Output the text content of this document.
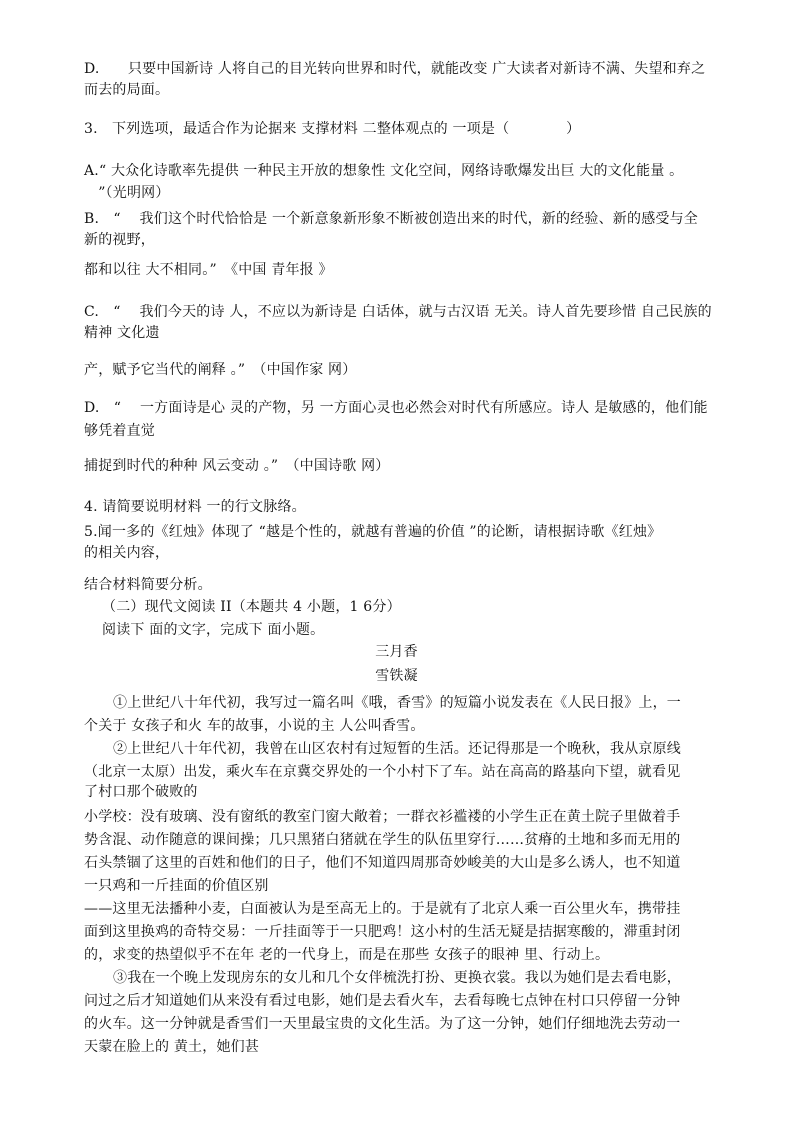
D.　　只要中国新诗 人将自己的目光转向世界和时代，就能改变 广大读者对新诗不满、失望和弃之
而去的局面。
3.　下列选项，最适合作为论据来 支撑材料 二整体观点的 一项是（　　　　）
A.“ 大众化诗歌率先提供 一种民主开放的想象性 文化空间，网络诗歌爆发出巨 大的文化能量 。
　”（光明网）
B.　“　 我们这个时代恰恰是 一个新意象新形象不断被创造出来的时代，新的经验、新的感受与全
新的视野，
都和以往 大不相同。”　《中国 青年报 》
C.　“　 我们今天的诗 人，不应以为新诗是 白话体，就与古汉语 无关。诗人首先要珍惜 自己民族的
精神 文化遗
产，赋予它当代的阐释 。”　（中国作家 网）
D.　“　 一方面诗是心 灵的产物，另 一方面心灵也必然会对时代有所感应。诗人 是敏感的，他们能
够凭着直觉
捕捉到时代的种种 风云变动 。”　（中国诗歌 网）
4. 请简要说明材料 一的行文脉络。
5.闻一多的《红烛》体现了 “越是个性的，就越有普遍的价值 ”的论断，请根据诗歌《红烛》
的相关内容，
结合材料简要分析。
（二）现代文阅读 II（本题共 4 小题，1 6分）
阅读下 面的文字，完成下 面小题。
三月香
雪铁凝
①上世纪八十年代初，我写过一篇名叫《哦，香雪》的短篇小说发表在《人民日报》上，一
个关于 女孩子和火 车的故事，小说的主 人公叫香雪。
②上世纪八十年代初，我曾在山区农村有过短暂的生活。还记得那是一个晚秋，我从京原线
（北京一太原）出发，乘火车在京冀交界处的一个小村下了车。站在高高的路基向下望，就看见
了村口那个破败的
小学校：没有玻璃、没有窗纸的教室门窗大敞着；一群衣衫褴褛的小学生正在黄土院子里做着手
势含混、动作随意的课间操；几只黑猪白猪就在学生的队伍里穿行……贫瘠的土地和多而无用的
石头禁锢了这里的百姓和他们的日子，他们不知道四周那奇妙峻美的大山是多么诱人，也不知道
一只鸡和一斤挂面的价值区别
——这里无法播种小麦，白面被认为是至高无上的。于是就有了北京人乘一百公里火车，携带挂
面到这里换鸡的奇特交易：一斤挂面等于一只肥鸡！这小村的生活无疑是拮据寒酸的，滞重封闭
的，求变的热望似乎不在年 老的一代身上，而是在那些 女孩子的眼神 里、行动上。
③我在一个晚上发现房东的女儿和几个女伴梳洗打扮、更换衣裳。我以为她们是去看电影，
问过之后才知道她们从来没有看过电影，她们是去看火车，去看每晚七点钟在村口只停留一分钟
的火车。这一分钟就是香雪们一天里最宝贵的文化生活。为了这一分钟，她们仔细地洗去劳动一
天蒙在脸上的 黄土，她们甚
==============================
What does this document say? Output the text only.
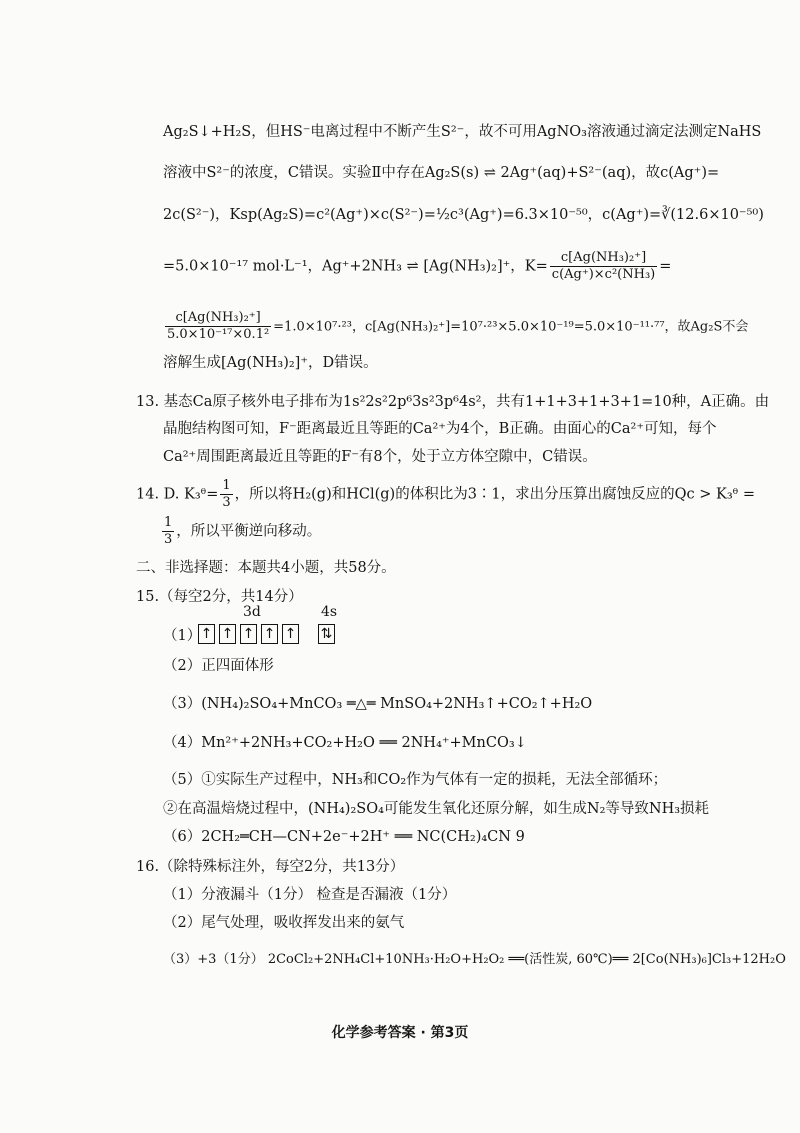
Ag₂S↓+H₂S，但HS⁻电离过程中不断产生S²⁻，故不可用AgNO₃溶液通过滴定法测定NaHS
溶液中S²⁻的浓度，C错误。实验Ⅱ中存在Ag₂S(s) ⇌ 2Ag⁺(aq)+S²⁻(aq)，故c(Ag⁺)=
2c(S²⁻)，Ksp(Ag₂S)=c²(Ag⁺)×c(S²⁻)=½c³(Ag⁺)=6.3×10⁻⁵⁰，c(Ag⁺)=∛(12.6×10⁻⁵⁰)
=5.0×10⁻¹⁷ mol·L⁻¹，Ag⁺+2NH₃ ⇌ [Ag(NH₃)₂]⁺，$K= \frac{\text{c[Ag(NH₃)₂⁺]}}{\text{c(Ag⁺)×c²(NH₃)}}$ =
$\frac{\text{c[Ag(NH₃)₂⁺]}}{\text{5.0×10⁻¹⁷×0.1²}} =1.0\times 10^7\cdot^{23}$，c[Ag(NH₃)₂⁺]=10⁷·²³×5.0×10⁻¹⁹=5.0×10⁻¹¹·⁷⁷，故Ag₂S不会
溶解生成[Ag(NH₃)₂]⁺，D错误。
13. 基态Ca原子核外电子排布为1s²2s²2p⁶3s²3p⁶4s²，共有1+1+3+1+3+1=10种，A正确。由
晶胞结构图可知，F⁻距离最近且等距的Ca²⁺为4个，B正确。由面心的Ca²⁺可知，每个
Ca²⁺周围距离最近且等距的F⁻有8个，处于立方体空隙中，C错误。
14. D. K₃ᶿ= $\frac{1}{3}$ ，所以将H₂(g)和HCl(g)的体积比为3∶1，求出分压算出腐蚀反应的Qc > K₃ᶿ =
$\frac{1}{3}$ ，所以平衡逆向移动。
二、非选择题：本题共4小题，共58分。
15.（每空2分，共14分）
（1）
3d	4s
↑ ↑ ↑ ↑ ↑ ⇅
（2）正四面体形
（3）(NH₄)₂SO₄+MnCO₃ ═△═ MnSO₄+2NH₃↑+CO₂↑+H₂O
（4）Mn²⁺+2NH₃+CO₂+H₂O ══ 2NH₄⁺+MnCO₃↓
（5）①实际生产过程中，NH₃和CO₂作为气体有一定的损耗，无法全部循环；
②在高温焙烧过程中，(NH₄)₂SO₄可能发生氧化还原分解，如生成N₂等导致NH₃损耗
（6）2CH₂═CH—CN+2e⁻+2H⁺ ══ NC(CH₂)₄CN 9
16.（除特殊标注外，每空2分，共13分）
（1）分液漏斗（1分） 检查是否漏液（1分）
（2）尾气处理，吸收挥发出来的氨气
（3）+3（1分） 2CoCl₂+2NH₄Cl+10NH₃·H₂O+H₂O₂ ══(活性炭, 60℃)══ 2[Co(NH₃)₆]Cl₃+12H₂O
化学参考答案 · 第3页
==============================
:: Direction ::
Filter the listing above for the string "this" and copy every matching line.

:: Answer to the task ::
Output the text content of this document.
What does this document say? Output the text only.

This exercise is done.